> [The problem]
Look through the records below and collect all lines that hold the string "Allele".

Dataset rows
+ + + + +

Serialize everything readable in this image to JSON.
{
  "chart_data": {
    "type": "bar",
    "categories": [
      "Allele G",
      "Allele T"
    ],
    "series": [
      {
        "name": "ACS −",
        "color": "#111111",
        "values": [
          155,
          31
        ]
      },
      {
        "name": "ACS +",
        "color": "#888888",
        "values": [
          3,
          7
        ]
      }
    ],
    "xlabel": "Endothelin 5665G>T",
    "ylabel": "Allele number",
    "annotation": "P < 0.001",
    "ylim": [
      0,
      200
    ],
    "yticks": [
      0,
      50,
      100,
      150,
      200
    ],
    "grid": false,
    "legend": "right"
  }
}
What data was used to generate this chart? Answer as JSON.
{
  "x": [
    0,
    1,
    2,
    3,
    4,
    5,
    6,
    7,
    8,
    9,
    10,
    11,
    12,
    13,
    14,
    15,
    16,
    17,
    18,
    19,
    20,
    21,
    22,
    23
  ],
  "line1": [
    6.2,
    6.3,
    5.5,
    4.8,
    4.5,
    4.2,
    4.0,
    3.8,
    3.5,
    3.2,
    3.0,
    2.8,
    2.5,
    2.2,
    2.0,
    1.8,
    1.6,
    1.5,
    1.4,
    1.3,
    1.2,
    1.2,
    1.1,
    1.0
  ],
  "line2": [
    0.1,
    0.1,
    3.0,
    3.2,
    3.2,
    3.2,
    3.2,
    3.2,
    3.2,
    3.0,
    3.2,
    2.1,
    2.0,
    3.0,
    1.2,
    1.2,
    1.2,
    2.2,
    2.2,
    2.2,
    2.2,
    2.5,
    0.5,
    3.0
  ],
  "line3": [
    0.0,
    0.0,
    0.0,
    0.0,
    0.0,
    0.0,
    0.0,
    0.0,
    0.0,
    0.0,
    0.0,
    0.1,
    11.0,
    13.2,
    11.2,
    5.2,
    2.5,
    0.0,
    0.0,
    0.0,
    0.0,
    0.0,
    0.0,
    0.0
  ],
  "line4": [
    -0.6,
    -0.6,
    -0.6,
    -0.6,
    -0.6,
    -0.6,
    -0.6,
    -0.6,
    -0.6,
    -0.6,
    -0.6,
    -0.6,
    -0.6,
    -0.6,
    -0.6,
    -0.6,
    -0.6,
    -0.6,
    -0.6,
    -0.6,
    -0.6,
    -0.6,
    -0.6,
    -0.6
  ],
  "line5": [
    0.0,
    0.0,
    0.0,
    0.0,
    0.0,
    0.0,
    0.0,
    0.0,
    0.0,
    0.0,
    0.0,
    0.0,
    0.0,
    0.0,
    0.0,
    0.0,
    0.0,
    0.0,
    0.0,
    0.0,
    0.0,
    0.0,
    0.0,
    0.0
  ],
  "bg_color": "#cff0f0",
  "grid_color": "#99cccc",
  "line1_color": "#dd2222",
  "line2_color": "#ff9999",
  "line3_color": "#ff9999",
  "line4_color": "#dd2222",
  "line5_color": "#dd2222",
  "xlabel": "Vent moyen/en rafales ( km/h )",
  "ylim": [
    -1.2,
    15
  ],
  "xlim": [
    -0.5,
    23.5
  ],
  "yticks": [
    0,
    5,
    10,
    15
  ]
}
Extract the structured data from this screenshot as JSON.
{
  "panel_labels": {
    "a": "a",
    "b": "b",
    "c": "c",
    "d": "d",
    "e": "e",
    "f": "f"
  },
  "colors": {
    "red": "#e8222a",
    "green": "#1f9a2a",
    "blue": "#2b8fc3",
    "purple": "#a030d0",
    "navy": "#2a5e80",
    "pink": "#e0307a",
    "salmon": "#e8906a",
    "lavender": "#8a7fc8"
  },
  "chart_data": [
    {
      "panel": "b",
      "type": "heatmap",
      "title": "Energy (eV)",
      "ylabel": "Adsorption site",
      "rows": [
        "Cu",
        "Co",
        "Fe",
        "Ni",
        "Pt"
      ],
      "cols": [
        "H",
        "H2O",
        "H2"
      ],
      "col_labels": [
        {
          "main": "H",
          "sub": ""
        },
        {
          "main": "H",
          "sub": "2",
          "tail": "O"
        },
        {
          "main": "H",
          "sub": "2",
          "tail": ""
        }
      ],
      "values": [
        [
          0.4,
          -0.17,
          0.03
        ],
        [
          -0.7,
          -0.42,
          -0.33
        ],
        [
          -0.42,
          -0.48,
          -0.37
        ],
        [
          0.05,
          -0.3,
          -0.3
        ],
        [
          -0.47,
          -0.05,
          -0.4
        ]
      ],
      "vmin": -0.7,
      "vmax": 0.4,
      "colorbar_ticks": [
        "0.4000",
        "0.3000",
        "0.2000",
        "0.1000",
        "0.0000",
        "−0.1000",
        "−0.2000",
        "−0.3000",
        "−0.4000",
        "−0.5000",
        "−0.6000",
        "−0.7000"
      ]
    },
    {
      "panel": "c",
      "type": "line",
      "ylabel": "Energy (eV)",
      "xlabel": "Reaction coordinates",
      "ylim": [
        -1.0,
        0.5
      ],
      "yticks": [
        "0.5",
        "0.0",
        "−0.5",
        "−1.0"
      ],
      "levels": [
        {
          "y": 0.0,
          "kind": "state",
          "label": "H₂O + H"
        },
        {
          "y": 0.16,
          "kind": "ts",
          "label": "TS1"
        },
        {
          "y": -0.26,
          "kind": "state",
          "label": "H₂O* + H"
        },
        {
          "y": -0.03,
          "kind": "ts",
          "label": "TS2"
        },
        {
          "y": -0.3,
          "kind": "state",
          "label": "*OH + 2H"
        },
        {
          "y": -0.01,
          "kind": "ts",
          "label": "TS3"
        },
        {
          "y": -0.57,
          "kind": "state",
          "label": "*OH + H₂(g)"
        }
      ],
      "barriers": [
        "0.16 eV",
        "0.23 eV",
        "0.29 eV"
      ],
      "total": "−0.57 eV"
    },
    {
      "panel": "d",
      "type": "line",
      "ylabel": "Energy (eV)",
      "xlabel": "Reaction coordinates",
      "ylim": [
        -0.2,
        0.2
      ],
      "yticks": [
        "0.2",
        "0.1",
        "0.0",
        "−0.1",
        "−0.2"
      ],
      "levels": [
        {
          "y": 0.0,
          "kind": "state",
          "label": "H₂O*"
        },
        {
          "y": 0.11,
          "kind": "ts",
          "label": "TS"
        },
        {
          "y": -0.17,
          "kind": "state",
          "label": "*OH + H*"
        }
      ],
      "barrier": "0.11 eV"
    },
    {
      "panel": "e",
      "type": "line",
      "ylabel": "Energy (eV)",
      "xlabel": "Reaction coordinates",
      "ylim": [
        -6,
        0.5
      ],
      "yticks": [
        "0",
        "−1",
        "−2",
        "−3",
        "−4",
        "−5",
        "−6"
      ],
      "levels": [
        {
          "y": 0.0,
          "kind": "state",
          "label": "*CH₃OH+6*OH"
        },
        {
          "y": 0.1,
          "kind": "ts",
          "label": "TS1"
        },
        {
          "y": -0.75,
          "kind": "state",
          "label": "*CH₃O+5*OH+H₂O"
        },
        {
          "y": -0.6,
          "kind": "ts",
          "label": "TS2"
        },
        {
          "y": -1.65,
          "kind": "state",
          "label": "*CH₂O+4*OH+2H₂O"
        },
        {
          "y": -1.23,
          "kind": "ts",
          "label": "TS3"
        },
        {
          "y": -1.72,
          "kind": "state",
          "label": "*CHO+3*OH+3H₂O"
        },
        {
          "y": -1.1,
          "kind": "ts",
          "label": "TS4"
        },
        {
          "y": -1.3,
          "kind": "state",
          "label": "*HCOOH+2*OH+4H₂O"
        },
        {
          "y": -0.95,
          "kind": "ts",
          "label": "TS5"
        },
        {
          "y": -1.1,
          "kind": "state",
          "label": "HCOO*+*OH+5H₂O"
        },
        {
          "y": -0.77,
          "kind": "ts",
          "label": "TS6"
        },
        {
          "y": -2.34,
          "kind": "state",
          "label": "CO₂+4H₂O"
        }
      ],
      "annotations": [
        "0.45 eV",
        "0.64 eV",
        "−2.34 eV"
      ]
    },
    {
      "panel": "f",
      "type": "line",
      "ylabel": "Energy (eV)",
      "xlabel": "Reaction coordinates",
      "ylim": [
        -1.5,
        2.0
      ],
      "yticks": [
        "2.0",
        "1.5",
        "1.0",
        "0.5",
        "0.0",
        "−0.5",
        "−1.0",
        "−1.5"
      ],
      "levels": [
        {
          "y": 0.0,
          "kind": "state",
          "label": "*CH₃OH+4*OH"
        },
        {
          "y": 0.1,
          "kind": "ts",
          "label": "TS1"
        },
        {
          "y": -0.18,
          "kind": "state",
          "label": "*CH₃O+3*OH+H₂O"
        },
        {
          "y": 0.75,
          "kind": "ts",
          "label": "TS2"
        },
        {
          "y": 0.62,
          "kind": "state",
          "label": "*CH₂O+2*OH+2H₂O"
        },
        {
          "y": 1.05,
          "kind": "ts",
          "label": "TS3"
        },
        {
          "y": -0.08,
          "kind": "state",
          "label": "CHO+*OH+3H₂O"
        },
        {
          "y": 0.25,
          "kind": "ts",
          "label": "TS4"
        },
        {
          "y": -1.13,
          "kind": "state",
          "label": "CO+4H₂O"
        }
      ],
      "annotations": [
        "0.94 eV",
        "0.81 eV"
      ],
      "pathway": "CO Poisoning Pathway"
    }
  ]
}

+ + + + +

> [Solution]
      "Allele G",
      "Allele T"
    "ylabel": "Allele number",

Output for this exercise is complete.